[Records from a collection]
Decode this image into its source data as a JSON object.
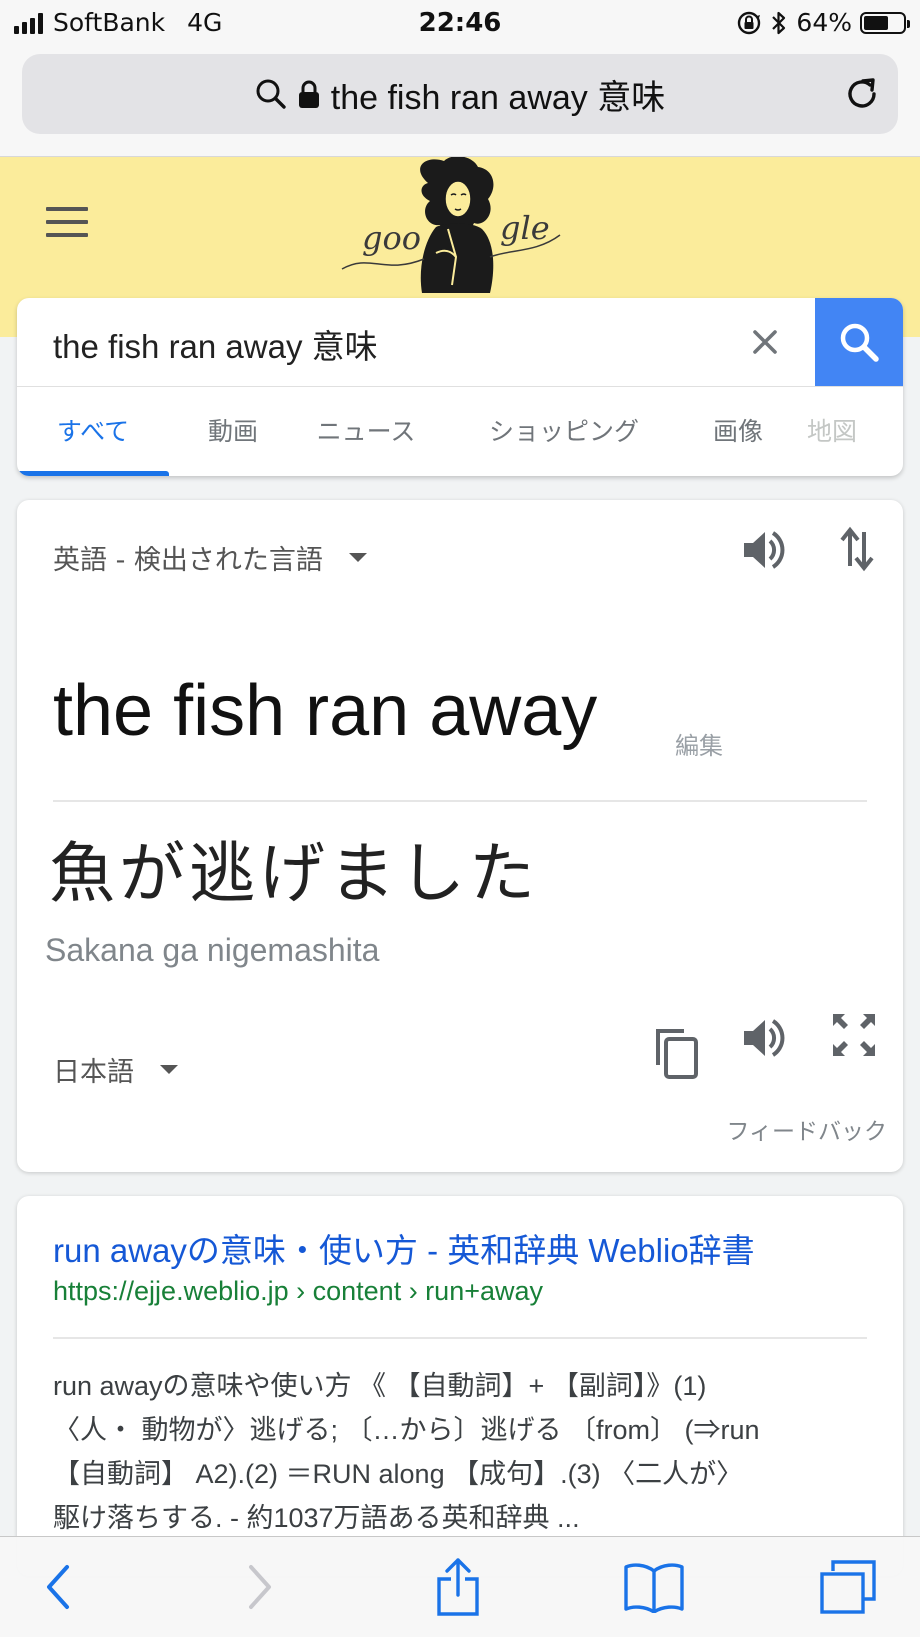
{
  "status_bar": {
    "carrier": "SoftBank",
    "network": "4G",
    "time": "22:46",
    "battery_percent": "64%",
    "battery_level": 0.64
  },
  "browser": {
    "address_text": "the fish ran away 意味",
    "icons": [
      "search-icon",
      "lock-icon",
      "reload-icon"
    ]
  },
  "google": {
    "logo_text_left": "goo",
    "logo_text_right": "gle",
    "search_query": "the fish ran away 意味",
    "tabs": [
      {
        "label": "すべて",
        "active": true
      },
      {
        "label": "動画",
        "active": false
      },
      {
        "label": "ニュース",
        "active": false
      },
      {
        "label": "ショッピング",
        "active": false
      },
      {
        "label": "画像",
        "active": false
      },
      {
        "label": "地図",
        "active": false
      }
    ],
    "accent_color": "#1a73e8",
    "search_button_color": "#4285f4",
    "header_color": "#fbec9b"
  },
  "translate": {
    "source_language": "英語 - 検出された言語",
    "source_text": "the fish ran away",
    "edit_label": "編集",
    "target_text": "魚が逃げました",
    "transliteration": "Sakana ga nigemashita",
    "target_language": "日本語",
    "feedback_label": "フィードバック"
  },
  "result": {
    "title": "run awayの意味・使い方 - 英和辞典 Weblio辞書",
    "url": "https://ejje.weblio.jp › content › run+away",
    "snippet_lines": [
      "run awayの意味や使い方 《 【自動詞】+ 【副詞】》(1)",
      "〈人・ 動物が〉逃げる; 〔…から〕逃げる 〔from〕 (⇒run",
      "【自動詞】 A2).(2) ＝RUN along 【成句】.(3) 〈二人が〉",
      "駆け落ちする. - 約1037万語ある英和辞典 ..."
    ]
  }
}
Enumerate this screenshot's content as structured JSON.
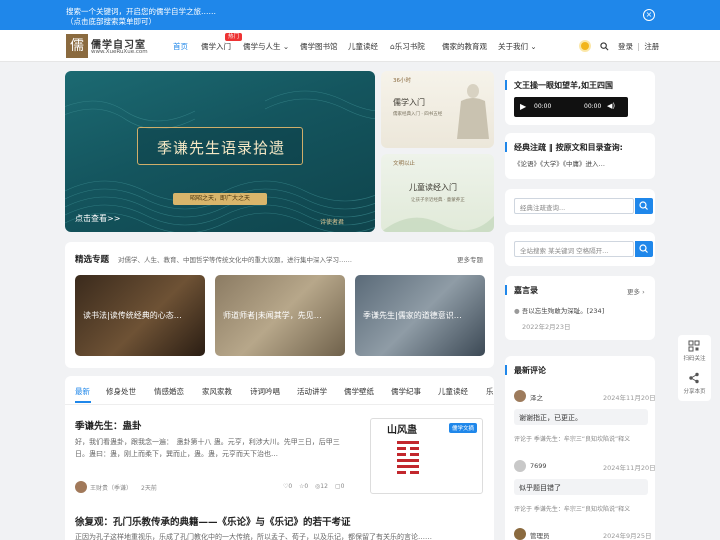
{
  "topbar": {
    "line1": "搜索一个关键词，开启您的儒学自学之旅……",
    "line2": "（点击底部搜索菜单即可）",
    "close": "×"
  },
  "logo": {
    "seal": "儒",
    "name": "儒学自习室",
    "url": "www.XueRuXue.com"
  },
  "nav": {
    "items": [
      "首页",
      "儒学入门",
      "儒学与人生",
      "儒学图书馆",
      "儿童读经",
      "乐习书院",
      "儒家的教育观",
      "关于我们"
    ],
    "hot_badge": "热门",
    "login": "登录",
    "sep": "|",
    "register": "注册"
  },
  "hero": {
    "banner": "季谦先生语录拾遗",
    "slogan": "昭昭之天，即广大之天",
    "caption": "点击查看>>",
    "sign": "诗使者君"
  },
  "cards": [
    {
      "tag": "36小时",
      "title": "儒学入门",
      "sub": "儒家经典入门 · 四书五经"
    },
    {
      "tag": "文明以止",
      "title": "儿童读经入门",
      "sub": "让孩子亲近经典 · 童蒙养正"
    }
  ],
  "topics": {
    "heading": "精选专题",
    "desc": "对儒学、人生、教育、中国哲学等传统文化中的重大议题，进行集中深入学习……",
    "more": "更多专题",
    "items": [
      "读书法|读传统经典的心态…",
      "师道师者|未闻其学，先见…",
      "季谦先生|儒家的道德意识…"
    ]
  },
  "tabs": [
    "最新",
    "修身处世",
    "情感婚恋",
    "家风家教",
    "诗词吟唱",
    "活动讲学",
    "儒学壁纸",
    "儒学纪事",
    "儿童读经",
    "乐"
  ],
  "articles": [
    {
      "title": "季谦先生：蛊卦",
      "body": "好，我们看蛊卦，跟我念一遍：　蛊卦第十八 蛊。元亨，利涉大川。先甲三日，后甲三日。蛊曰：蛊，刚上而柔下，巽而止，蛊。蛊，元亨而天下治也…",
      "author": "王财贵（季谦）",
      "time": "2天前",
      "likes": "0",
      "favs": "0",
      "views": "12",
      "comments": "0",
      "thumb_title": "山风蛊",
      "thumb_tag": "儒学文摘"
    },
    {
      "title": "徐复观：孔门乐教传承的典籍——《乐论》与《乐记》的若干考证",
      "body": "正因为孔子这样地重视乐，乐成了孔门教化中的一大传统，所以孟子、荀子，以及乐记，都保留了有关乐的言论……"
    }
  ],
  "sidebar": {
    "audio": {
      "title": "文王操一眼如望羊,如王四国",
      "time1": "00:00",
      "time2": "00:00"
    },
    "classic": {
      "title": "经典注疏 ‖ 按原文和目录查询:",
      "links": "《论语》《大学》《中庸》进入…"
    },
    "search1": {
      "placeholder": "经典注疏查询..."
    },
    "search2": {
      "placeholder": "全站搜索 某关键词 空格隔开..."
    },
    "quotes": {
      "title": "嘉言录",
      "more": "更多",
      "item": "吾以忘生殉敢为深耻。[234]",
      "date": "2022年2月23日"
    },
    "comments": {
      "title": "最新评论",
      "list": [
        {
          "name": "泽之",
          "date": "2024年11月20日",
          "text": "谢谢指正，已更正。",
          "ref": "评论于 季谦先生：牟宗三“良知坎陷说”释义"
        },
        {
          "name": "7699",
          "date": "2024年11月20日",
          "text": "似乎题目错了",
          "ref": "评论于 季谦先生：牟宗三“良知坎陷说”释义"
        },
        {
          "name": "管理员",
          "date": "2024年9月25日",
          "text": "",
          "ref": ""
        }
      ]
    }
  },
  "float": {
    "qr": "扫码关注",
    "share": "分享本页"
  }
}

Challenge:
Transcribe the material exactly, keeping every word and none of the pictures.

Correct output:
Decode this image into its source data as a JSON object.
{
  "status_bar": {
    "carrier": "SoftBank",
    "network": "4G",
    "time": "22:46",
    "battery_percent": "64%",
    "battery_level": 0.64
  },
  "browser": {
    "address_text": "the fish ran away 意味",
    "icons": [
      "search-icon",
      "lock-icon",
      "reload-icon"
    ]
  },
  "google": {
    "logo_text_left": "goo",
    "logo_text_right": "gle",
    "search_query": "the fish ran away 意味",
    "tabs": [
      {
        "label": "すべて",
        "active": true
      },
      {
        "label": "動画",
        "active": false
      },
      {
        "label": "ニュース",
        "active": false
      },
      {
        "label": "ショッピング",
        "active": false
      },
      {
        "label": "画像",
        "active": false
      },
      {
        "label": "地図",
        "active": false
      }
    ],
    "accent_color": "#1a73e8",
    "search_button_color": "#4285f4",
    "header_color": "#fbec9b"
  },
  "translate": {
    "source_language": "英語 - 検出された言語",
    "source_text": "the fish ran away",
    "edit_label": "編集",
    "target_text": "魚が逃げました",
    "transliteration": "Sakana ga nigemashita",
    "target_language": "日本語",
    "feedback_label": "フィードバック"
  },
  "result": {
    "title": "run awayの意味・使い方 - 英和辞典 Weblio辞書",
    "url": "https://ejje.weblio.jp › content › run+away",
    "snippet_lines": [
      "run awayの意味や使い方 《 【自動詞】+ 【副詞】》(1)",
      "〈人・ 動物が〉逃げる; 〔…から〕逃げる 〔from〕 (⇒run",
      "【自動詞】 A2).(2) ＝RUN along 【成句】.(3) 〈二人が〉",
      "駆け落ちする. - 約1037万語ある英和辞典 ..."
    ]
  }
}
Enumerate this screenshot's content as structured JSON.
{
  "topbar": {
    "line1": "搜索一个关键词，开启您的儒学自学之旅……",
    "line2": "（点击底部搜索菜单即可）",
    "close": "×"
  },
  "logo": {
    "seal": "儒",
    "name": "儒学自习室",
    "url": "www.XueRuXue.com"
  },
  "nav": {
    "items": [
      "首页",
      "儒学入门",
      "儒学与人生",
      "儒学图书馆",
      "儿童读经",
      "乐习书院",
      "儒家的教育观",
      "关于我们"
    ],
    "hot_badge": "热门",
    "login": "登录",
    "sep": "|",
    "register": "注册"
  },
  "hero": {
    "banner": "季谦先生语录拾遗",
    "slogan": "昭昭之天，即广大之天",
    "caption": "点击查看>>",
    "sign": "诗使者君"
  },
  "cards": [
    {
      "tag": "36小时",
      "title": "儒学入门",
      "sub": "儒家经典入门 · 四书五经"
    },
    {
      "tag": "文明以止",
      "title": "儿童读经入门",
      "sub": "让孩子亲近经典 · 童蒙养正"
    }
  ],
  "topics": {
    "heading": "精选专题",
    "desc": "对儒学、人生、教育、中国哲学等传统文化中的重大议题，进行集中深入学习……",
    "more": "更多专题",
    "items": [
      "读书法|读传统经典的心态…",
      "师道师者|未闻其学，先见…",
      "季谦先生|儒家的道德意识…"
    ]
  },
  "tabs": [
    "最新",
    "修身处世",
    "情感婚恋",
    "家风家教",
    "诗词吟唱",
    "活动讲学",
    "儒学壁纸",
    "儒学纪事",
    "儿童读经",
    "乐"
  ],
  "articles": [
    {
      "title": "季谦先生：蛊卦",
      "body": "好，我们看蛊卦，跟我念一遍：　蛊卦第十八 蛊。元亨，利涉大川。先甲三日，后甲三日。蛊曰：蛊，刚上而柔下，巽而止，蛊。蛊，元亨而天下治也…",
      "author": "王财贵（季谦）",
      "time": "2天前",
      "likes": "0",
      "favs": "0",
      "views": "12",
      "comments": "0",
      "thumb_title": "山风蛊",
      "thumb_tag": "儒学文摘"
    },
    {
      "title": "徐复观：孔门乐教传承的典籍——《乐论》与《乐记》的若干考证",
      "body": "正因为孔子这样地重视乐，乐成了孔门教化中的一大传统，所以孟子、荀子，以及乐记，都保留了有关乐的言论……"
    }
  ],
  "sidebar": {
    "audio": {
      "title": "文王操一眼如望羊,如王四国",
      "time1": "00:00",
      "time2": "00:00"
    },
    "classic": {
      "title": "经典注疏 ‖ 按原文和目录查询:",
      "links": "《论语》《大学》《中庸》进入…"
    },
    "search1": {
      "placeholder": "经典注疏查询..."
    },
    "search2": {
      "placeholder": "全站搜索 某关键词 空格隔开..."
    },
    "quotes": {
      "title": "嘉言录",
      "more": "更多",
      "item": "吾以忘生殉敢为深耻。[234]",
      "date": "2022年2月23日"
    },
    "comments": {
      "title": "最新评论",
      "list": [
        {
          "name": "泽之",
          "date": "2024年11月20日",
          "text": "谢谢指正，已更正。",
          "ref": "评论于 季谦先生：牟宗三“良知坎陷说”释义"
        },
        {
          "name": "7699",
          "date": "2024年11月20日",
          "text": "似乎题目错了",
          "ref": "评论于 季谦先生：牟宗三“良知坎陷说”释义"
        },
        {
          "name": "管理员",
          "date": "2024年9月25日",
          "text": "",
          "ref": ""
        }
      ]
    }
  },
  "float": {
    "qr": "扫码关注",
    "share": "分享本页"
  }
}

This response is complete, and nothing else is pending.